→ **SHORT PROBLEM**: Could you quote, exactly as they stand, the lines running from the one with "Transcribe the text in this document." to the final line of the material?

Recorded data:
-.-.-

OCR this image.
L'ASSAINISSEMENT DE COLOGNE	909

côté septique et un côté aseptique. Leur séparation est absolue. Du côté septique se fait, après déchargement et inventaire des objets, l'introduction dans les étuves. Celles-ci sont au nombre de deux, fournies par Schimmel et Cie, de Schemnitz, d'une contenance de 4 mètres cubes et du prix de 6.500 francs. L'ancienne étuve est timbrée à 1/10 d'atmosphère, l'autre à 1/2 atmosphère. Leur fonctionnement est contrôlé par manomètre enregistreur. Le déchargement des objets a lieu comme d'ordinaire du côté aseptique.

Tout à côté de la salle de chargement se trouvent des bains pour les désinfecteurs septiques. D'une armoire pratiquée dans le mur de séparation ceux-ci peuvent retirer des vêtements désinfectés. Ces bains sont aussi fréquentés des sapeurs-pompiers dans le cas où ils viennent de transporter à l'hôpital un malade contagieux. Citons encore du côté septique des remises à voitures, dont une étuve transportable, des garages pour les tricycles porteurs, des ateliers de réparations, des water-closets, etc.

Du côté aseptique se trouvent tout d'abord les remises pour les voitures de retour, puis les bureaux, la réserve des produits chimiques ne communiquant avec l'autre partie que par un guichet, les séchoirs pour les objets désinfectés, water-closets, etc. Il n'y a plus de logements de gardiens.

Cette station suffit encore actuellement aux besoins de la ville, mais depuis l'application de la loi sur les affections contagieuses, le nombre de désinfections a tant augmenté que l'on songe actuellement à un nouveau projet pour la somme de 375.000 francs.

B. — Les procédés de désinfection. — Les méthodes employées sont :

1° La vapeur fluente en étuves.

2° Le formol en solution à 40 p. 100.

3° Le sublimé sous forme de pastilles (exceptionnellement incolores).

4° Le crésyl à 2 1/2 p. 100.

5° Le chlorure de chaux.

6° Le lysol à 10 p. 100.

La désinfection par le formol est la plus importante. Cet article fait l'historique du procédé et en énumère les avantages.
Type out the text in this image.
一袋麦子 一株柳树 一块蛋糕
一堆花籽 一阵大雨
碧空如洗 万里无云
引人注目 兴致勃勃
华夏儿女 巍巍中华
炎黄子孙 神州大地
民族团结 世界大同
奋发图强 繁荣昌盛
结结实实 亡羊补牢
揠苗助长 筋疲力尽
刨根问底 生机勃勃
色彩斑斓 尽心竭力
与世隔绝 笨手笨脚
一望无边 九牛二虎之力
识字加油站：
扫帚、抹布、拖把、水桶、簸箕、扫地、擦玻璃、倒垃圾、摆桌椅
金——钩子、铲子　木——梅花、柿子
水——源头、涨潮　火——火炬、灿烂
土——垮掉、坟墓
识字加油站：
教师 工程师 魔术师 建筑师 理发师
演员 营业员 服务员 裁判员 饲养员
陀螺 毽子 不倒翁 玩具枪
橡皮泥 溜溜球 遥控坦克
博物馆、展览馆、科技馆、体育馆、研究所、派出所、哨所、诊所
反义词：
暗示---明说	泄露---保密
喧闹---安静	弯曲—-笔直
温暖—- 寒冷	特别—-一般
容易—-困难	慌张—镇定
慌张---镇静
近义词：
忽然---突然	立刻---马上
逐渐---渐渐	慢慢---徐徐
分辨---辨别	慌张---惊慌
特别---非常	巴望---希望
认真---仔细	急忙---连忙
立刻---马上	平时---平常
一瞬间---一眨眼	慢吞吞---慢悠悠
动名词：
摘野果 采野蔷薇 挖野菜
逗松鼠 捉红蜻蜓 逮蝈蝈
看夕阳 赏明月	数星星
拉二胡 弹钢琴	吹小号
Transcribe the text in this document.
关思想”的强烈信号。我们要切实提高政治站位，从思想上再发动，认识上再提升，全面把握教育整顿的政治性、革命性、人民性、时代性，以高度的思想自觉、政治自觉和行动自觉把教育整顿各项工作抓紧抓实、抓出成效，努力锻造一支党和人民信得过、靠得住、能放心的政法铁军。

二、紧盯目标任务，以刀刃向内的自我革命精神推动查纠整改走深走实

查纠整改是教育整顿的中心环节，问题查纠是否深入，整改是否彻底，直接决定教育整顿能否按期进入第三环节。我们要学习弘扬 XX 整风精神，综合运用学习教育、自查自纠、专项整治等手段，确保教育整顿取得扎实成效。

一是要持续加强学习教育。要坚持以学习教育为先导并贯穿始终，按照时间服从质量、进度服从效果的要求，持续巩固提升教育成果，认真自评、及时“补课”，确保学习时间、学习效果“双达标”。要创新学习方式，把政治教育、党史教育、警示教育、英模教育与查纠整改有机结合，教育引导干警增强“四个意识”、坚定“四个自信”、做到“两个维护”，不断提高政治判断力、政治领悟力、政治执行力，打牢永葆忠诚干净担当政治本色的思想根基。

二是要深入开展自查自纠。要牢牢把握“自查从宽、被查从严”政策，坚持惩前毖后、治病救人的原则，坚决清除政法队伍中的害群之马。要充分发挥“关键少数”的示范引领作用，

-.-.-

→ **TASK RESULT**:
Transcribe the text in this document.
关思想”的强烈信号。我们要切实提高政治站位，从思想上再发动，认识上再提升，全面把握教育整顿的政治性、革命性、人民性、时代性，以高度的思想自觉、政治自觉和行动自觉把教育整顿各项工作抓紧抓实、抓出成效，努力锻造一支党和人民信得过、靠得住、能放心的政法铁军。

二、紧盯目标任务，以刀刃向内的自我革命精神推动查纠整改走深走实

查纠整改是教育整顿的中心环节，问题查纠是否深入，整改是否彻底，直接决定教育整顿能否按期进入第三环节。我们要学习弘扬 XX 整风精神，综合运用学习教育、自查自纠、专项整治等手段，确保教育整顿取得扎实成效。

一是要持续加强学习教育。要坚持以学习教育为先导并贯穿始终，按照时间服从质量、进度服从效果的要求，持续巩固提升教育成果，认真自评、及时“补课”，确保学习时间、学习效果“双达标”。要创新学习方式，把政治教育、党史教育、警示教育、英模教育与查纠整改有机结合，教育引导干警增强“四个意识”、坚定“四个自信”、做到“两个维护”，不断提高政治判断力、政治领悟力、政治执行力，打牢永葆忠诚干净担当政治本色的思想根基。

二是要深入开展自查自纠。要牢牢把握“自查从宽、被查从严”政策，坚持惩前毖后、治病救人的原则，坚决清除政法队伍中的害群之马。要充分发挥“关键少数”的示范引领作用，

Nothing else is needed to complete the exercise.